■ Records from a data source

# # # # # # #

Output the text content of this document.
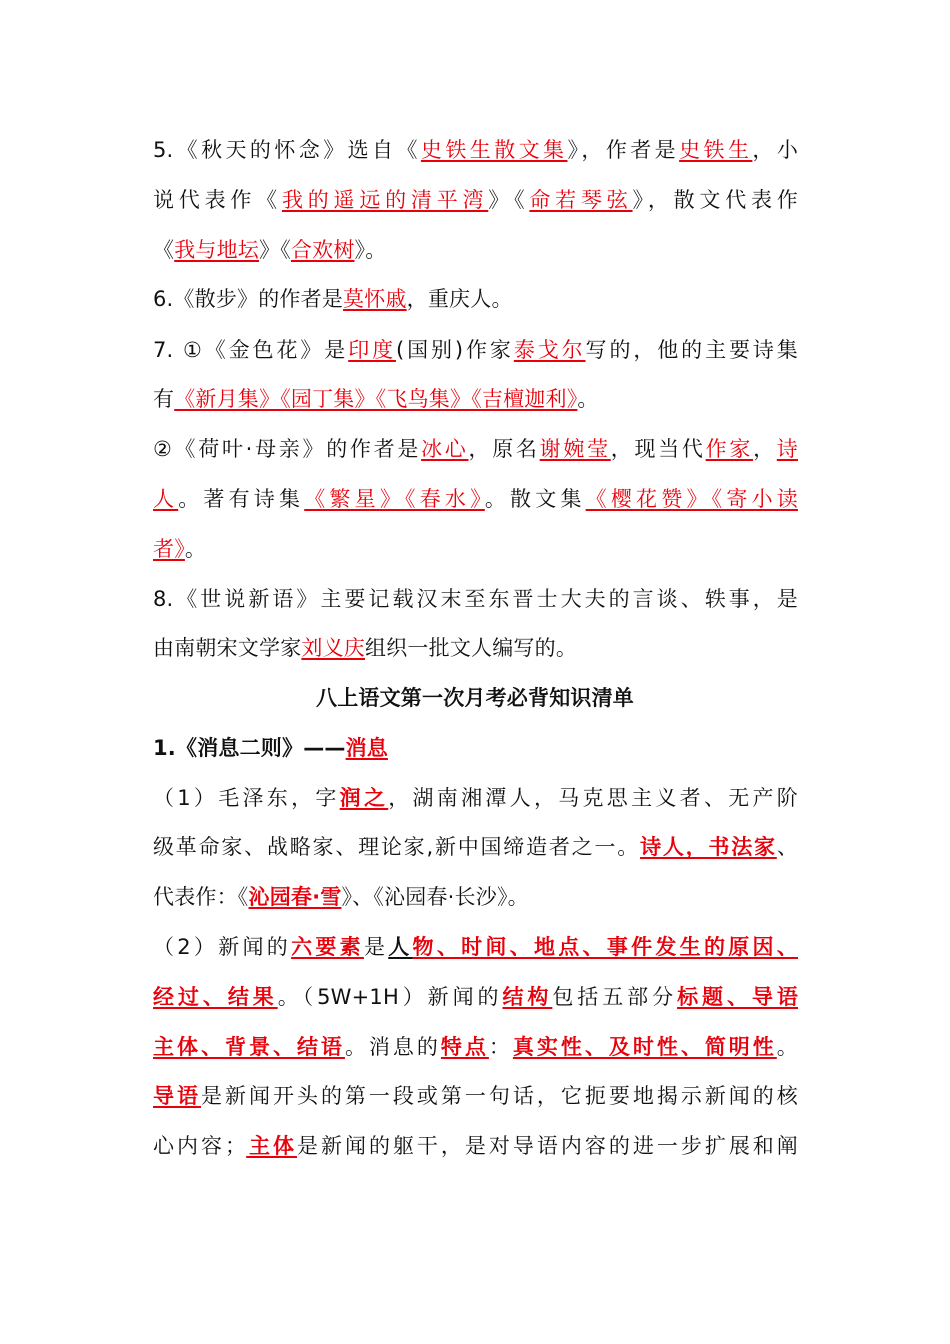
5.《秋天的怀念》选自《史铁生散文集》，作者是史铁生，小
说代表作《我的遥远的清平湾》《命若琴弦》，散文代表作
《我与地坛》《合欢树》。
6.《散步》的作者是莫怀戚，重庆人。
7. ①《金色花》是印度(国别)作家泰戈尔写的，他的主要诗集
有《新月集》《园丁集》《飞鸟集》《吉檀迦利》。
②《荷叶·母亲》的作者是冰心，原名谢婉莹，现当代作家，诗
人。著有诗集《繁星》《春水》。散文集《樱花赞》《寄小读
者》。
8.《世说新语》主要记载汉末至东晋士大夫的言谈、轶事，是
由南朝宋文学家刘义庆组织一批文人编写的。
八上语文第一次月考必背知识清单
1.《消息二则》——消息
（1）毛泽东，字润之，湖南湘潭人，马克思主义者、无产阶
级革命家、战略家、理论家,新中国缔造者之一。诗人，书法家、
代表作：《沁园春·雪》、《沁园春·长沙》。
（2）新闻的六要素是人物、时间、地点、事件发生的原因、
经过、结果。（5W+1H）新闻的结构包括五部分标题、导语
主体、背景、结语。消息的特点：真实性、及时性、简明性。
导语是新闻开头的第一段或第一句话，它扼要地揭示新闻的核
心内容；主体是新闻的躯干，是对导语内容的进一步扩展和阐
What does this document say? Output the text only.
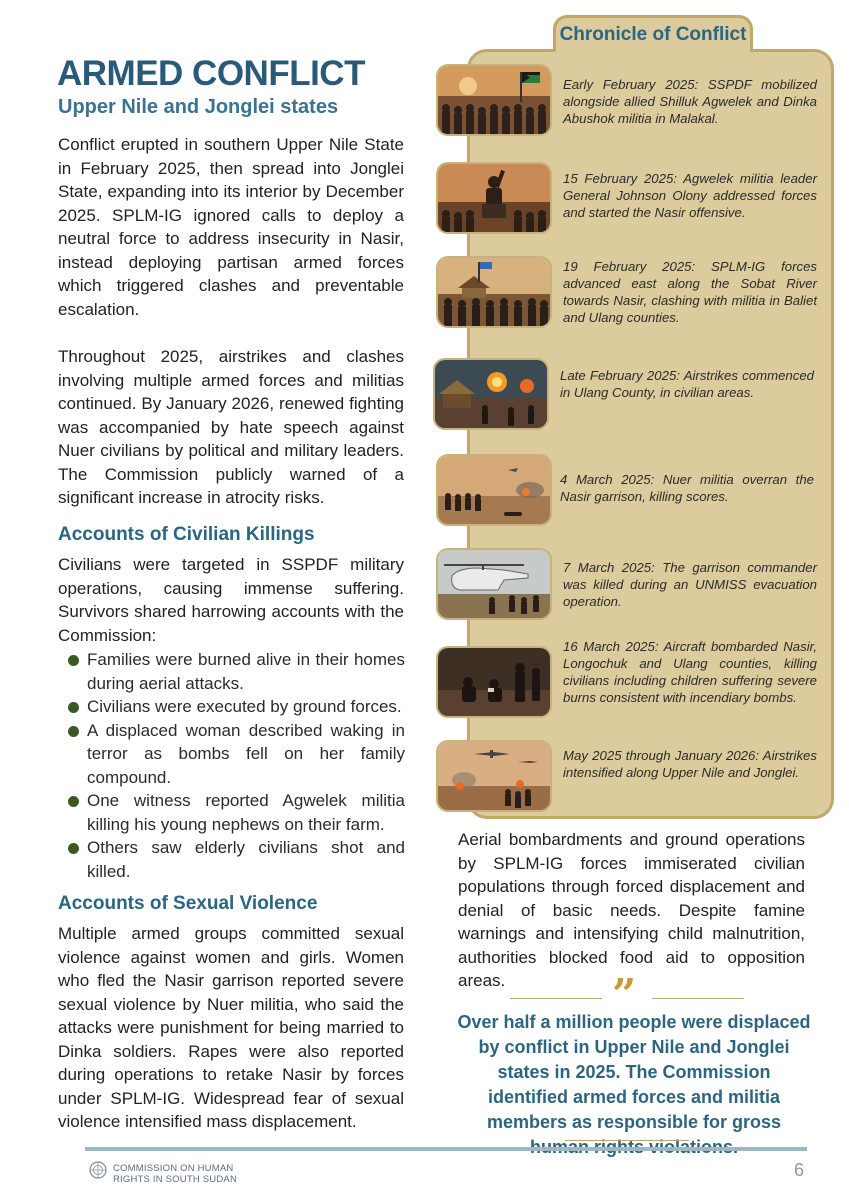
ARMED CONFLICT
Upper Nile and Jonglei states
Conflict erupted in southern Upper Nile State in February 2025, then spread into Jonglei State, expanding into its interior by December 2025. SPLM-IG ignored calls to deploy a neutral force to address insecurity in Nasir, instead deploying partisan armed forces which triggered clashes and preventable escalation.
Throughout 2025, airstrikes and clashes involving multiple armed forces and militias continued. By January 2026, renewed fighting was accompanied by hate speech against Nuer civilians by political and military leaders. The Commission publicly warned of a significant increase in atrocity risks.
Accounts of Civilian Killings
Civilians were targeted in SSPDF military operations, causing immense suffering. Survivors shared harrowing accounts with the Commission:
Families were burned alive in their homes during aerial attacks.
Civilians were executed by ground forces.
A displaced woman described waking in terror as bombs fell on her family compound.
One witness reported Agwelek militia killing his young nephews on their farm.
Others saw elderly civilians shot and killed.
Accounts of Sexual Violence
Multiple armed groups committed sexual violence against women and girls. Women who fled the Nasir garrison reported severe sexual violence by Nuer militia, who said the attacks were punishment for being married to Dinka soldiers. Rapes were also reported during operations to retake Nasir by forces under SPLM-IG. Widespread fear of sexual violence intensified mass displacement.
Chronicle of Conflict
Early February 2025: SSPDF mobilized alongside allied Shilluk Agwelek and Dinka Abushok militia in Malakal.
15 February 2025: Agwelek militia leader General Johnson Olony addressed forces and started the Nasir offensive.
19 February 2025: SPLM-IG forces advanced east along the Sobat River towards Nasir, clashing with militia in Baliet and Ulang counties.
Late February 2025: Airstrikes commenced in Ulang County, in civilian areas.
4 March 2025: Nuer militia overran the Nasir garrison, killing scores.
7 March 2025: The garrison commander was killed during an UNMISS evacuation operation.
16 March 2025: Aircraft bombarded Nasir, Longochuk and Ulang counties, killing civilians including children suffering severe burns consistent with incendiary bombs.
May 2025 through January 2026: Airstrikes intensified along Upper Nile and Jonglei.
Aerial bombardments and ground operations by SPLM-IG forces immiserated civilian populations through forced displacement and denial of basic needs. Despite famine warnings and intensifying child malnutrition, authorities blocked food aid to opposition areas.	”
Over half a million people were displaced by conflict in Upper Nile and Jonglei states in 2025. The Commission identified armed forces and militia members as responsible for gross
COMMISSION ON HUMAN
RIGHTS IN SOUTH SUDAN	6
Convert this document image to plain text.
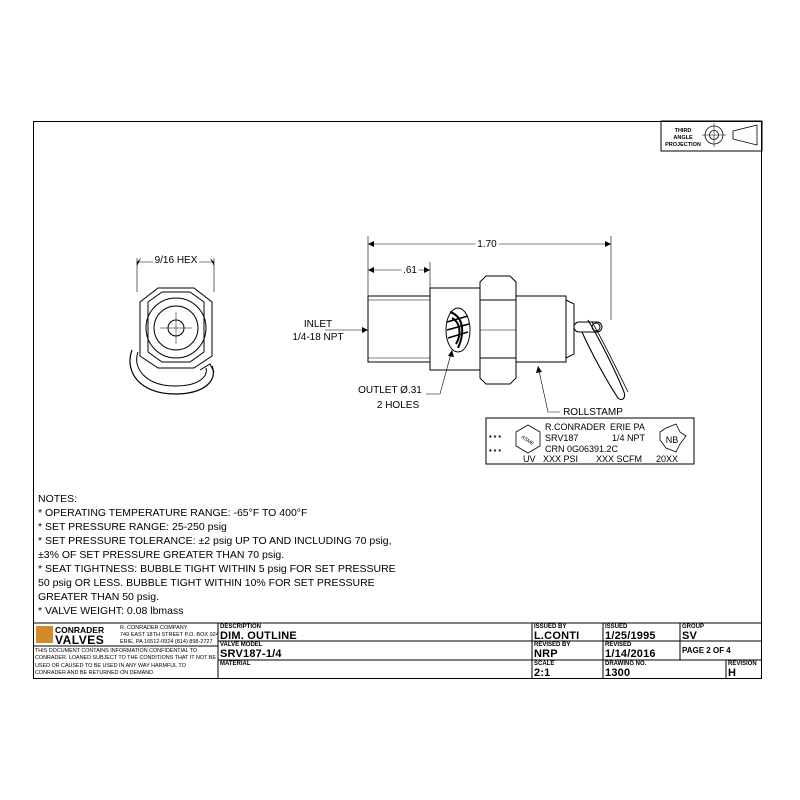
THIRD
ANGLE
PROJECTION
9/16 HEX
1.70
.61
INLET
1/4-18 NPT
OUTLET Ø.31
2 HOLES
ROLLSTAMP
* * *
* * *
ASME
R.CONRADER ERIE PA
SRV187	1/4 NPT
CRN 0G06391.2C
UV XXX PSI XXX SCFM 20XX
NB
NOTES:
* OPERATING TEMPERATURE RANGE: -65°F TO 400°F
* SET PRESSURE RANGE: 25-250 psig
* SET PRESSURE TOLERANCE: ±2 psig UP TO AND INCLUDING 70 psig,
±3% OF SET PRESSURE GREATER THAN 70 psig.
* SEAT TIGHTNESS: BUBBLE TIGHT WITHIN 5 psig FOR SET PRESSURE
50 psig OR LESS. BUBBLE TIGHT WITHIN 10% FOR SET PRESSURE
GREATER THAN 50 psig.
* VALVE WEIGHT: 0.08 lbmass
CONRADER
VALVES
R. CONRADER COMPANY
749 EAST 18TH STREET P.O. BOX 924
ERIE, PA 16512-0924 (814) 898-2727
THIS DOCUMENT CONTAINS INFORMATION CONFIDENTIAL TO
CONRADER. LOANED SUBJECT TO THE CONDITIONS THAT IT NOT BE
USED OR CAUSED TO BE USED IN ANY WAY HARMFUL TO
CONRADER AND BE RETURNED ON DEMAND.
DESCRIPTION
DIM. OUTLINE
VALVE MODEL
SRV187-1/4
MATERIAL
ISSUED BY
L.CONTI
REVISED BY
NRP
SCALE
2:1
ISSUED
1/25/1995
REVISED
1/14/2016
DRAWING NO.
1300
GROUP
SV
PAGE 2 OF 4
REVISION
H
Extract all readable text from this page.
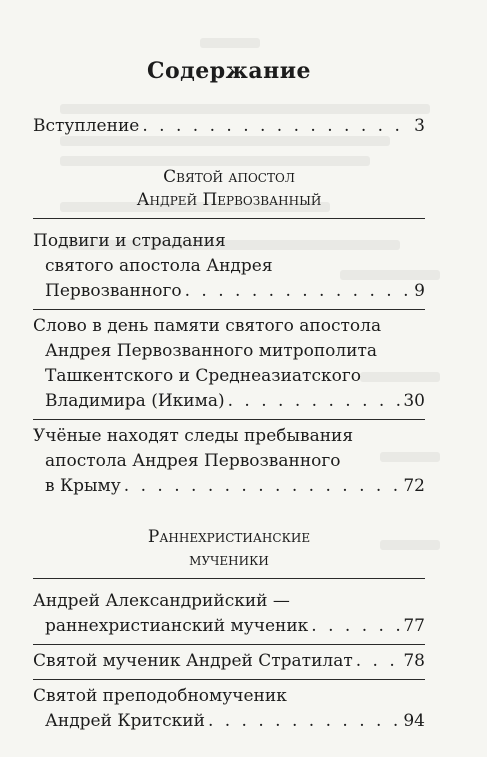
Содержание
Вступление . . .	3
Святой апостол
Андрей Первозванный
Подвиги и страдания
святого апостола Андрея
Первозванного . . .	9
Слово в день памяти святого апостола
Андрея Первозванного митрополита
Ташкентского и Среднеазиатского
Владимира (Икима) . . .	30
Учёные находят следы пребывания
апостола Андрея Первозванного
в Крыму . . .	72
Раннехристианские
мученики
Андрей Александрийский —
раннехристианский мученик . . .	77
Святой мученик Андрей Стратилат . . .	78
Святой преподобномученик
Андрей Критский . . .	94
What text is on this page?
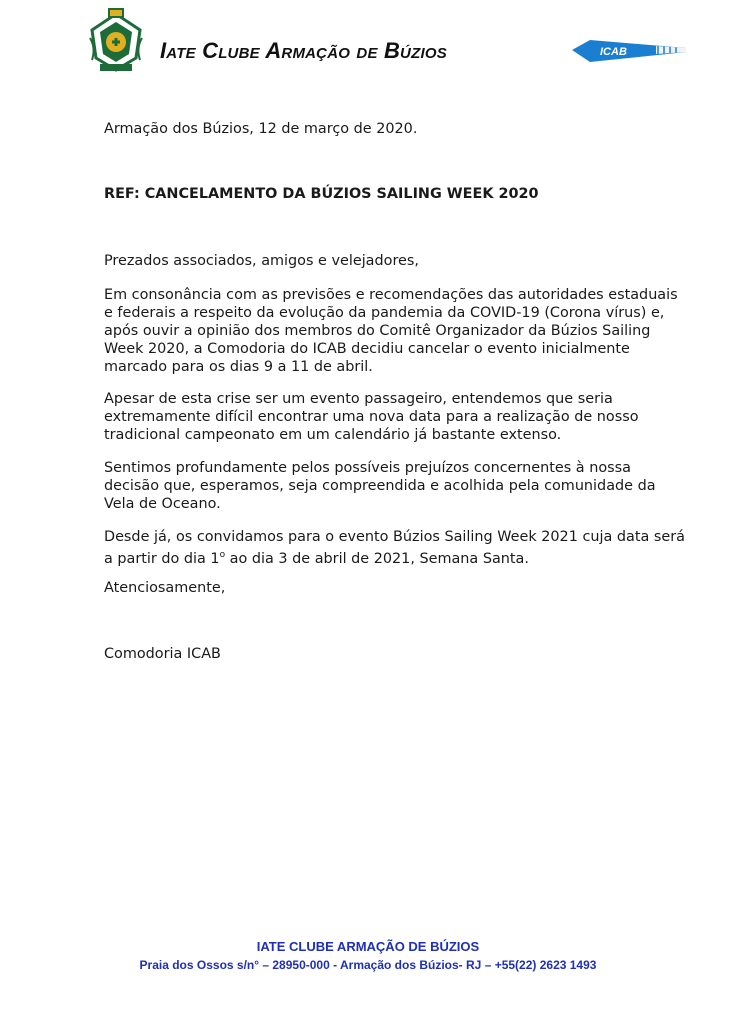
Iate Clube Armação de Búzios	ICAB
Armação dos Búzios, 12 de março de 2020.
REF: CANCELAMENTO DA BÚZIOS SAILING WEEK 2020
Prezados associados, amigos e velejadores,
Em consonância com as previsões e recomendações das autoridades estaduais e federais a respeito da evolução da pandemia da COVID-19 (Corona vírus) e, após ouvir a opinião dos membros do Comitê Organizador da Búzios Sailing Week 2020, a Comodoria do ICAB decidiu cancelar o evento inicialmente marcado para os dias 9 a 11 de abril.
Apesar de esta crise ser um evento passageiro, entendemos que seria extremamente difícil encontrar uma nova data para a realização de nosso tradicional campeonato em um calendário já bastante extenso.
Sentimos profundamente pelos possíveis prejuízos concernentes à nossa decisão que, esperamos, seja compreendida e acolhida pela comunidade da Vela de Oceano.
Desde já, os convidamos para o evento Búzios Sailing Week 2021 cuja data será a partir do dia 1$^o$ ao dia 3 de abril de 2021, Semana Santa.
Atenciosamente,
Comodoria ICAB
IATE CLUBE ARMAÇÃO DE BÚZIOS
Praia dos Ossos s/n° – 28950-000 - Armação dos Búzios- RJ – +55(22) 2623 1493
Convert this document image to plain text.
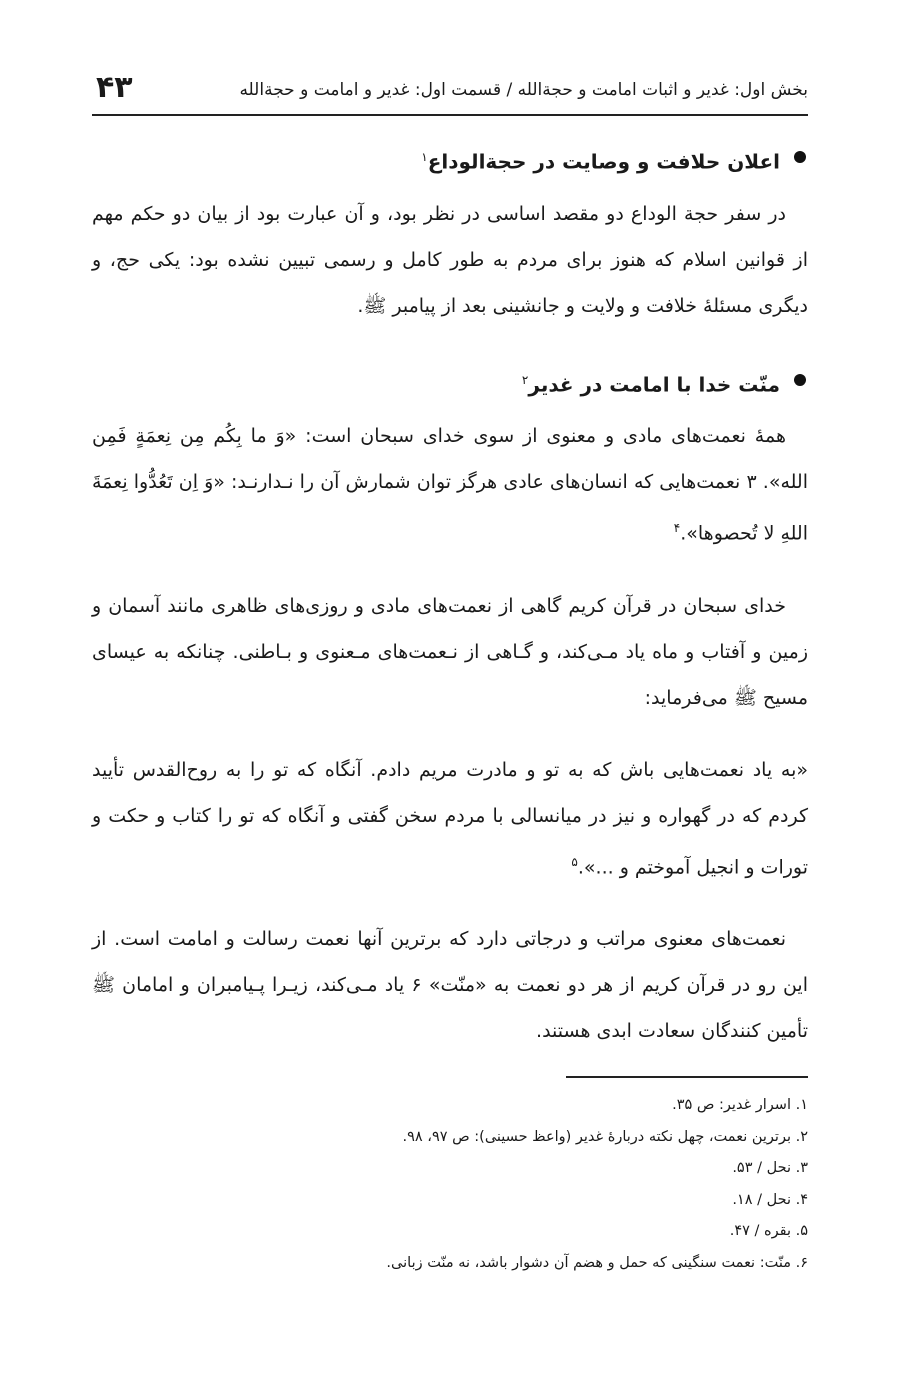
بخش اول: غدیر و اثبات امامت و حجةالله / قسمت اول: غدیر و امامت و حجةالله
۴۳
اعلان حلافت و وصایت در حجةالوداع$^۱$

در سفر حجة الوداع دو مقصد اساسی در نظر بود، و آن عبارت بود از بیان دو حکم مهم از قوانین اسلام که هنوز برای مردم به طور کامل و رسمی تبیین نشده بود: یکی حج، و دیگری مسئلۀ خلافت و ولایت و جانشینی بعد از پیامبر ﷺ.

منّت خدا با امامت در غدیر$^۲$

همۀ نعمت‌های مادی و معنوی از سوی خدای سبحان است: «وَ ما بِکُم مِن نِعمَةٍ فَمِن الله». ۳ نعمت‌هایی که انسان‌های عادی هرگز توان شمارش آن را نـدارنـد: «وَ اِن تَعُدُّوا نِعمَةَ اللهِ لا تُحصوها».$^۴$

خدای سبحان در قرآن کریم گاهی از نعمت‌های مادی و روزی‌های ظاهری مانند آسمان و زمین و آفتاب و ماه یاد مـی‌کند، و گـاهی از نـعمت‌های مـعنوی و بـاطنی. چنانکه به عیسای مسیح ﷺ می‌فرماید:

«به یاد نعمت‌هایی باش که به تو و مادرت مریم دادم. آنگاه که تو را به روح‌القدس تأیید کردم که در گهواره و نیز در میانسالی با مردم سخن گفتی و آنگاه که تو را کتاب و حکت و تورات و انجیل آموختم و ...».$^۵$

نعمت‌های معنوی مراتب و درجاتی دارد که برترین آنها نعمت رسالت و امامت است. از این رو در قرآن کریم از هر دو نعمت به «منّت» ۶ یاد مـی‌کند، زیـرا پـیامبران و امامان ﷺ تأمین کنندگان سعادت ابدی هستند.

۱. اسرار غدیر: ص ۳۵.
۲. برترین نعمت، چهل نکته دربارۀ غدیر (واعظ حسینی): ص ۹۷، ۹۸.
۳. نحل / ۵۳.
۴. نحل / ۱۸.
۵. بقره / ۴۷.
۶. منّت: نعمت سنگینی که حمل و هضم آن دشوار باشد، نه منّت زبانی.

# # # # # # #

Using the listing above, list every line in which the string "March" occurs.

■ Correct response
4 March 2025: Nuer militia overran the Nasir garrison, killing scores.
7 March 2025: The garrison commander was killed during an UNMISS evacuation operation.
16 March 2025: Aircraft bombarded Nasir, Longochuk and Ulang counties, killing civilians including children suffering severe burns consistent with incendiary bombs.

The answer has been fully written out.